■ **SET PROBLEM**:
Copy out the listing that follows exactly, dropping every picture.

■ **PROVIDED RECORDS**:
● ● ● ● ● ● ●
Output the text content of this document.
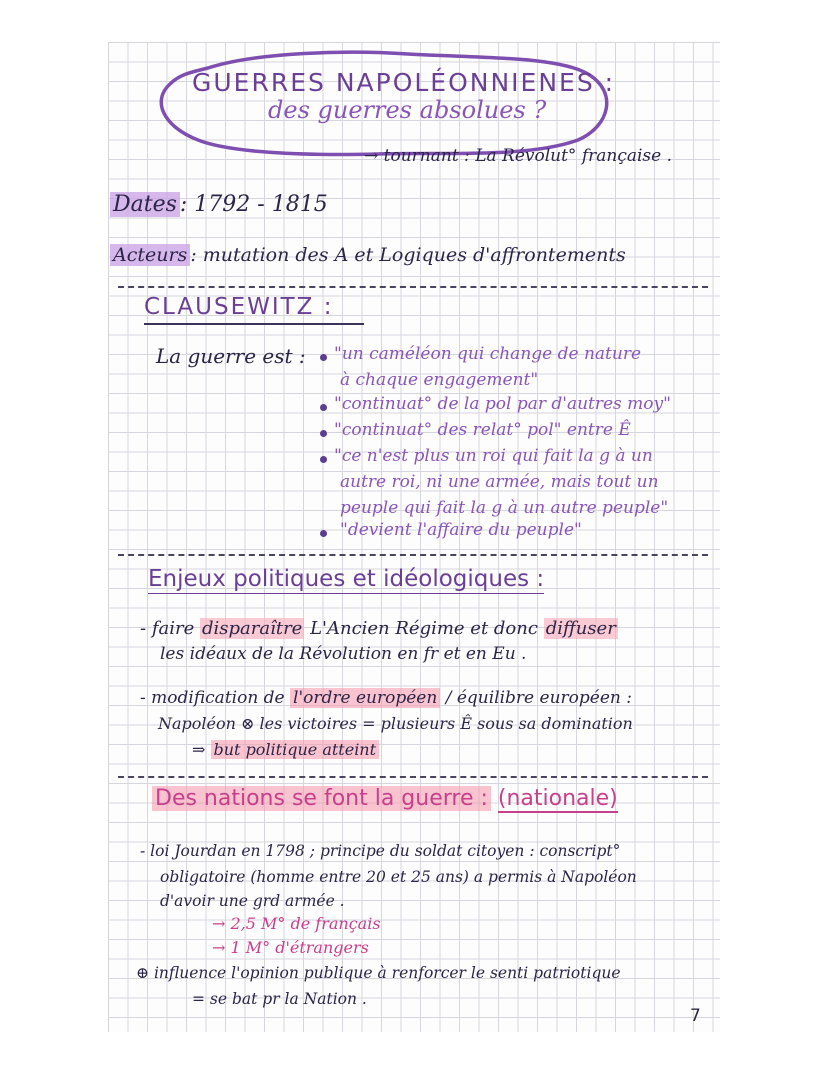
GUERRES NAPOLÉONNIENES :
des guerres absolues ?
→ tournant : La Révolut° française .
Dates : 1792 - 1815
Acteurs : mutation des A et Logiques d'affrontements
CLAUSEWITZ :
La guerre est : "un caméléon qui change de nature
à chaque engagement"
"continuat° de la pol par d'autres moy"
"continuat° des relat° pol" entre Ê
"ce n'est plus un roi qui fait la g à un
autre roi, ni une armée, mais tout un
peuple qui fait la g à un autre peuple"
"devient l'affaire du peuple"
Enjeux politiques et idéologiques :
- faire disparaître L'Ancien Régime et donc diffuser
les idéaux de la Révolution en fr et en Eu .
- modification de l'ordre européen / équilibre européen :
Napoléon ⊗ les victoires = plusieurs Ê sous sa domination
⇒ but politique atteint
Des nations se font la guerre : (nationale)
- loi Jourdan en 1798 ; principe du soldat citoyen : conscript°
obligatoire (homme entre 20 et 25 ans) a permis à Napoléon
d'avoir une grd armée .
→ 2,5 M° de français
→ 1 M° d'étrangers
⊕ influence l'opinion publique à renforcer le senti patriotique
= se bat pr la Nation .
7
● ● ● ● ● ● ●
■ **OUTPUT**:
Output the text content of this document.
GUERRES NAPOLÉONNIENES :
des guerres absolues ?
→ tournant : La Révolut° française .
Dates : 1792 - 1815
Acteurs : mutation des A et Logiques d'affrontements
CLAUSEWITZ :
La guerre est : "un caméléon qui change de nature
à chaque engagement"
"continuat° de la pol par d'autres moy"
"continuat° des relat° pol" entre Ê
"ce n'est plus un roi qui fait la g à un
autre roi, ni une armée, mais tout un
peuple qui fait la g à un autre peuple"
"devient l'affaire du peuple"
Enjeux politiques et idéologiques :
- faire disparaître L'Ancien Régime et donc diffuser
les idéaux de la Révolution en fr et en Eu .
- modification de l'ordre européen / équilibre européen :
Napoléon ⊗ les victoires = plusieurs Ê sous sa domination
⇒ but politique atteint
Des nations se font la guerre : (nationale)
- loi Jourdan en 1798 ; principe du soldat citoyen : conscript°
obligatoire (homme entre 20 et 25 ans) a permis à Napoléon
d'avoir une grd armée .
→ 2,5 M° de français
→ 1 M° d'étrangers
⊕ influence l'opinion publique à renforcer le senti patriotique
= se bat pr la Nation .
7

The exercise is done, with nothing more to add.